Stored data entries
________________________________________

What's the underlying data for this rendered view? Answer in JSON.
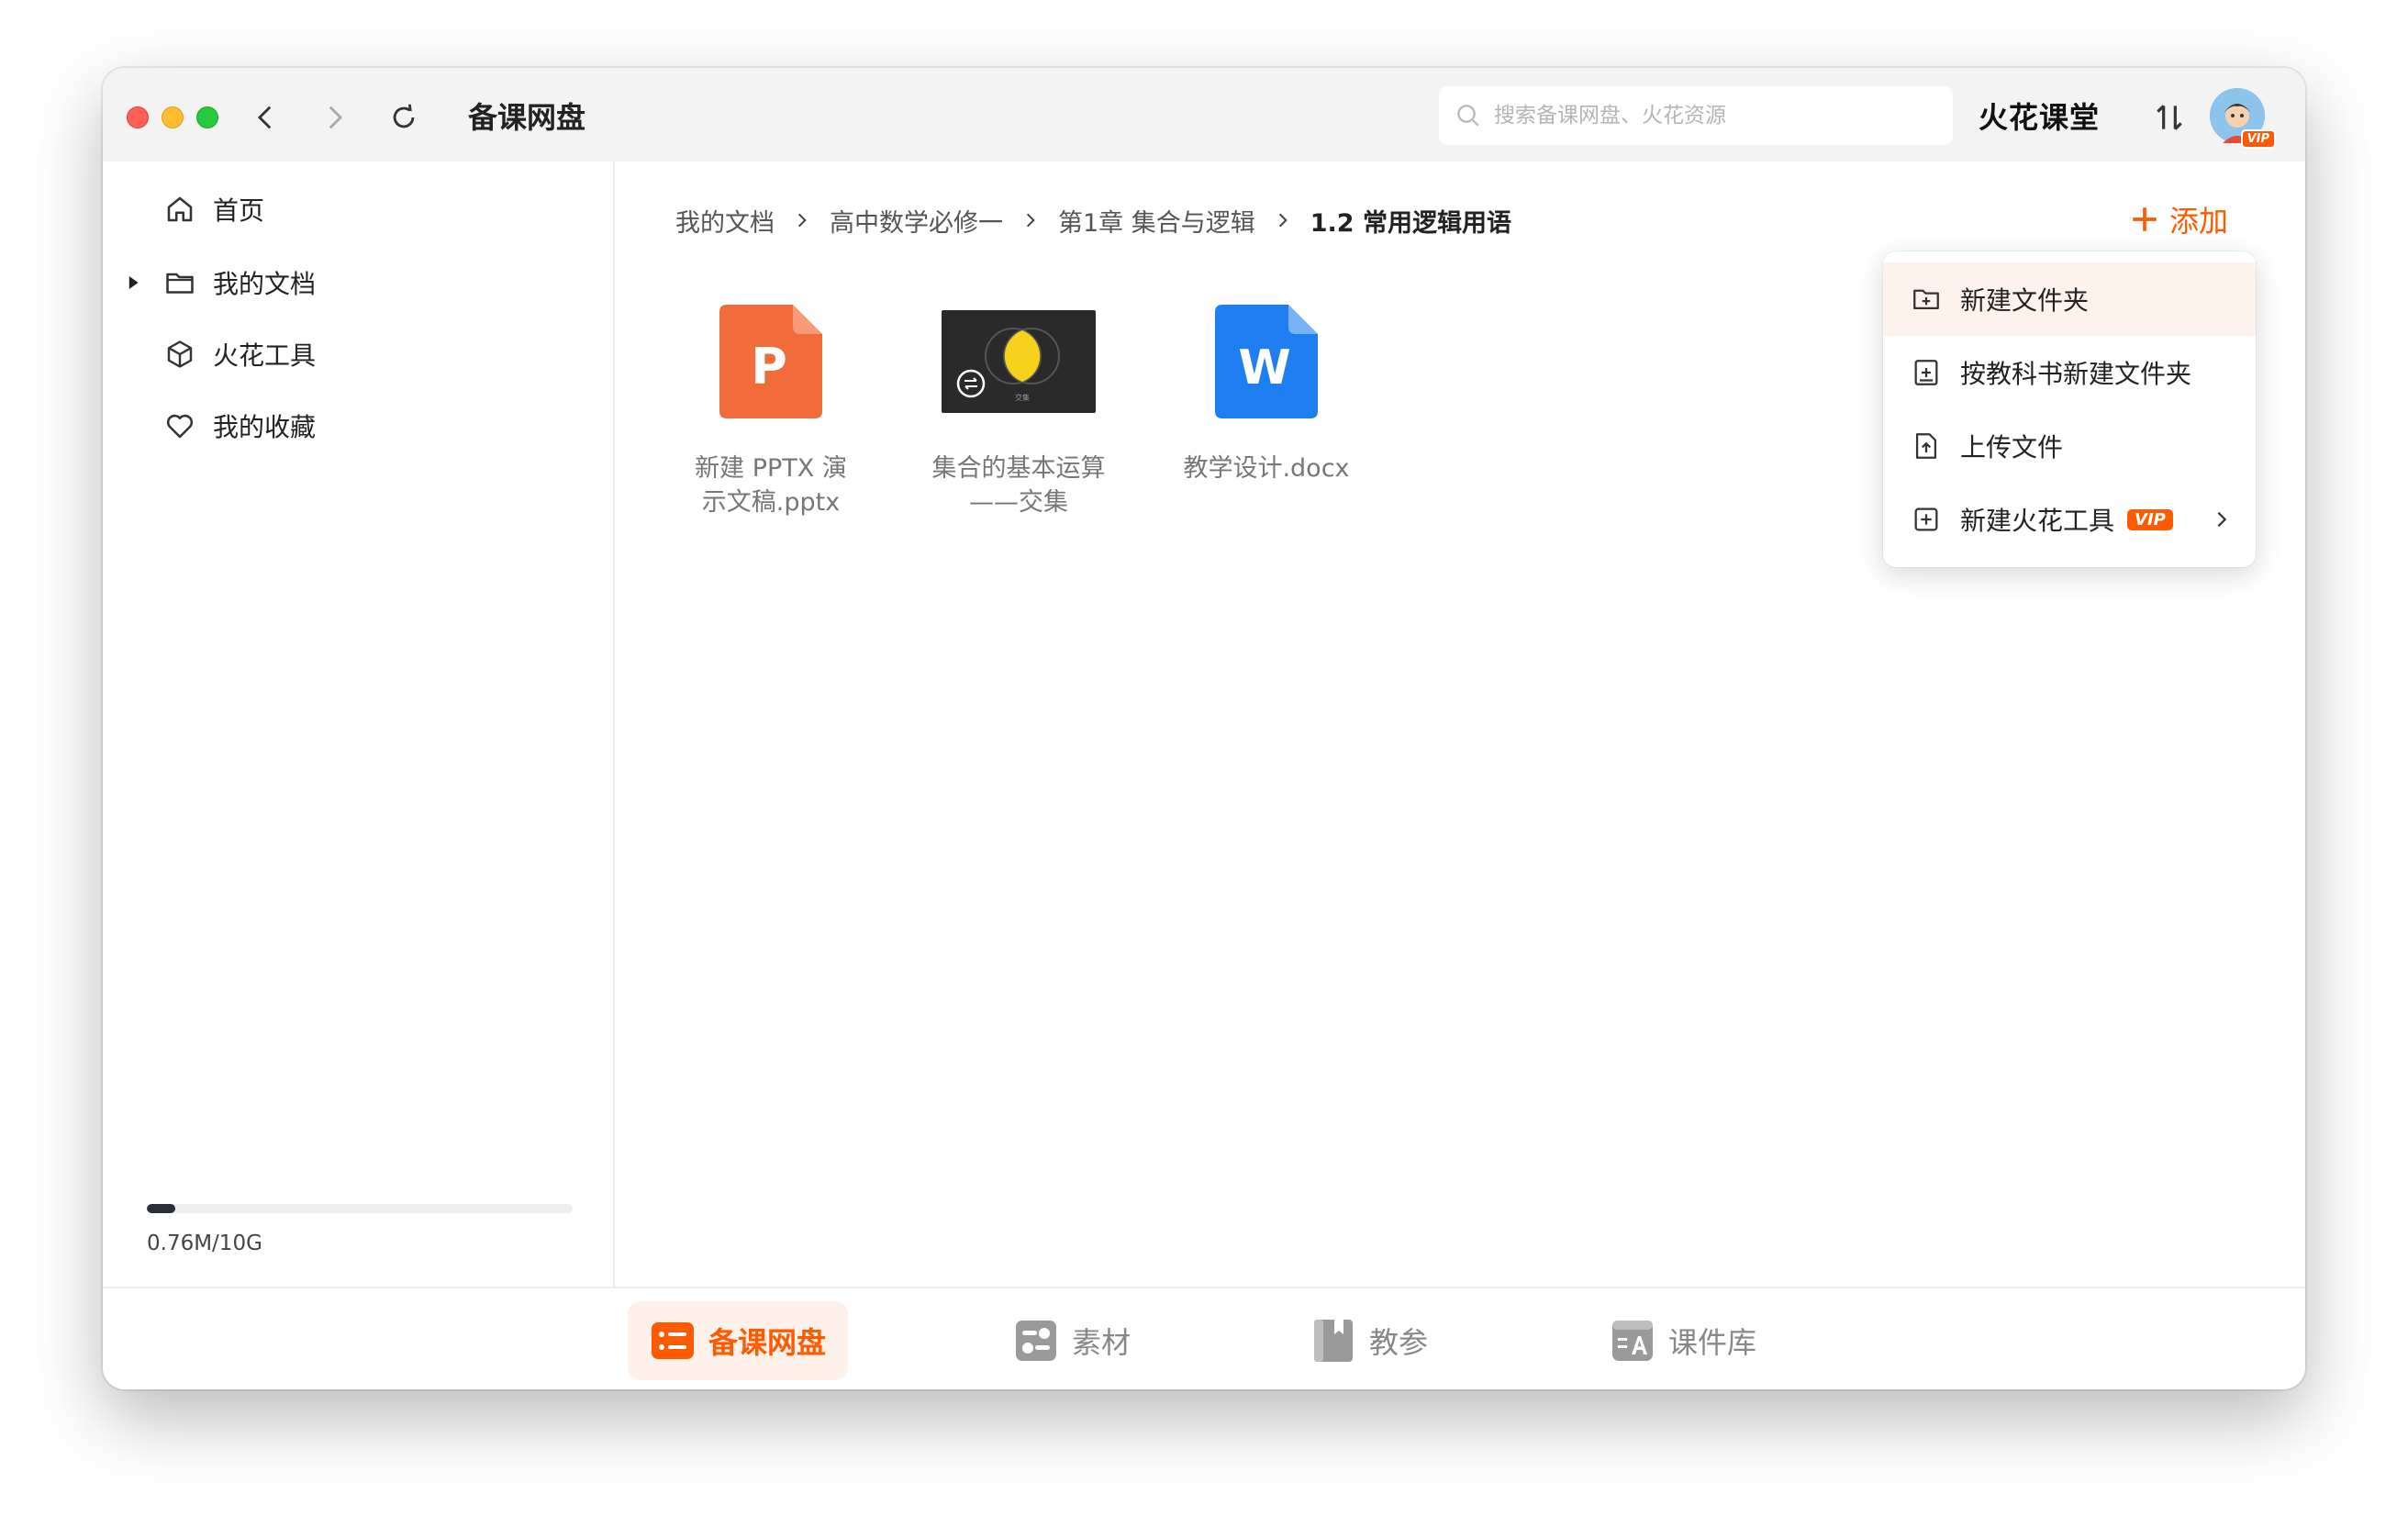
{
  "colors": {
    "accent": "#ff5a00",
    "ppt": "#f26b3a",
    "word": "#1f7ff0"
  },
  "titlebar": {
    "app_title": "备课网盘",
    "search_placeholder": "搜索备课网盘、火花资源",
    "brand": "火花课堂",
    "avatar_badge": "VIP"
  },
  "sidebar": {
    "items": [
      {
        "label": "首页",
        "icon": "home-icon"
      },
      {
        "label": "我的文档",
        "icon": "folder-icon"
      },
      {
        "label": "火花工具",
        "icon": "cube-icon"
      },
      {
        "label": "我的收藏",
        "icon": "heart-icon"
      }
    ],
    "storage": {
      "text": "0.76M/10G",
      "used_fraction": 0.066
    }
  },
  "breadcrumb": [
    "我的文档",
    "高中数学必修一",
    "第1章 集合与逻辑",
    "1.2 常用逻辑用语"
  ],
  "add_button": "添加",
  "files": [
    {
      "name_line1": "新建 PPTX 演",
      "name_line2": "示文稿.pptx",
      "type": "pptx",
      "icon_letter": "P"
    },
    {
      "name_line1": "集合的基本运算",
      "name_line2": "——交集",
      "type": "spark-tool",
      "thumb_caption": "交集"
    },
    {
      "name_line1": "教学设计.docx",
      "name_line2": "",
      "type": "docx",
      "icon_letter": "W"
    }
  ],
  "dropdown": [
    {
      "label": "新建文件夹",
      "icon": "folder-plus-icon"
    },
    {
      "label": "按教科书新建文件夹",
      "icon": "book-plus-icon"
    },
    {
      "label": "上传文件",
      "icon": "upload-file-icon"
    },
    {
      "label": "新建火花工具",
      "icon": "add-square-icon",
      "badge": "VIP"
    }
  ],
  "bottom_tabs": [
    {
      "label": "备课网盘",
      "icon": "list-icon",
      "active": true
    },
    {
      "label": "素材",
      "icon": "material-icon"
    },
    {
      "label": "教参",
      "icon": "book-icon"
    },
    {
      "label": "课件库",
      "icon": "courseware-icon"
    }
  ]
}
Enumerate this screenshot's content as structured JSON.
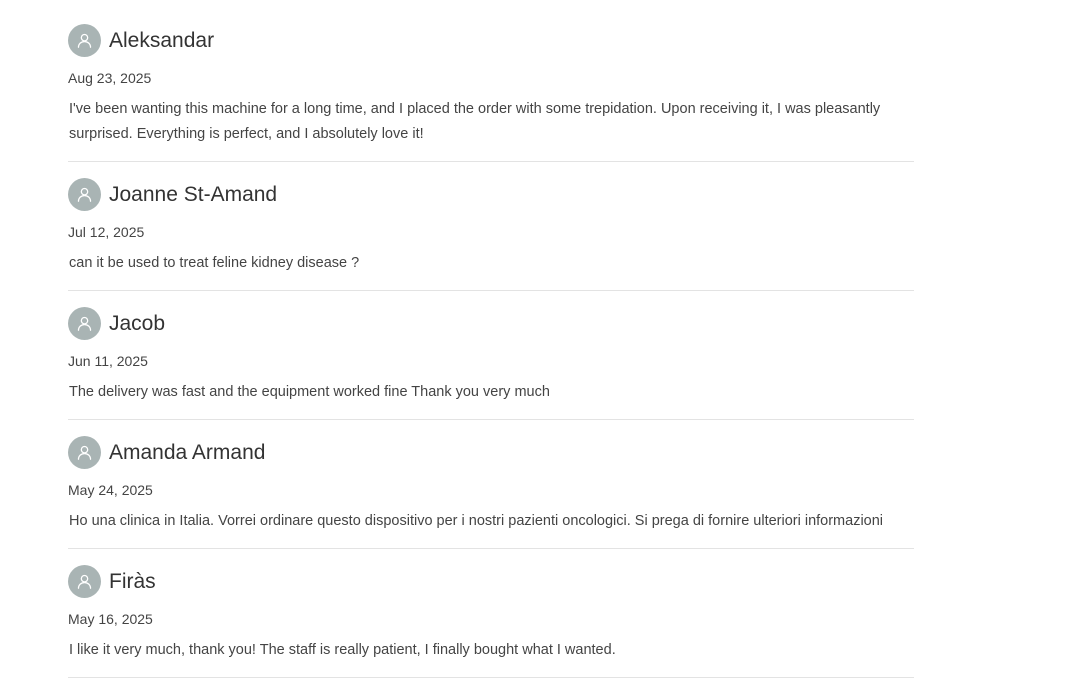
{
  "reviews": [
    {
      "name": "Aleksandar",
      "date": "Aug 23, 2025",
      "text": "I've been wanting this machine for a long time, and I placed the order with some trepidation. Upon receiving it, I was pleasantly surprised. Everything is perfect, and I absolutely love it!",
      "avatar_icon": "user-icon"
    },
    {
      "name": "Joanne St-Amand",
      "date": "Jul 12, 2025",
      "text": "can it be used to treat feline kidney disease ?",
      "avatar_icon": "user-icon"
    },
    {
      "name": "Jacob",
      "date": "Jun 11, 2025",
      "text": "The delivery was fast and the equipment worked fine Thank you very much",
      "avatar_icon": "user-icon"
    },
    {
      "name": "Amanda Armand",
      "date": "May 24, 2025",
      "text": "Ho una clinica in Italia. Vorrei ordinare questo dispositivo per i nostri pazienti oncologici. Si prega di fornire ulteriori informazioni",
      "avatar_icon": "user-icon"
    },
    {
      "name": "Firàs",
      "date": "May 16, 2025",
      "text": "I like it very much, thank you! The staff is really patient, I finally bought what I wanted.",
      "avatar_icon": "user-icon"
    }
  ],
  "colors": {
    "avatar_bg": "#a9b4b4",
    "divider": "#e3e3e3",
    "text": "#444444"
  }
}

________________________________________

> Aim of the task
Reproduce every line from the entries that holds the word "folder".

> Exercise output
        "icon": "folder-icon"
      "icon": "folder-plus-icon"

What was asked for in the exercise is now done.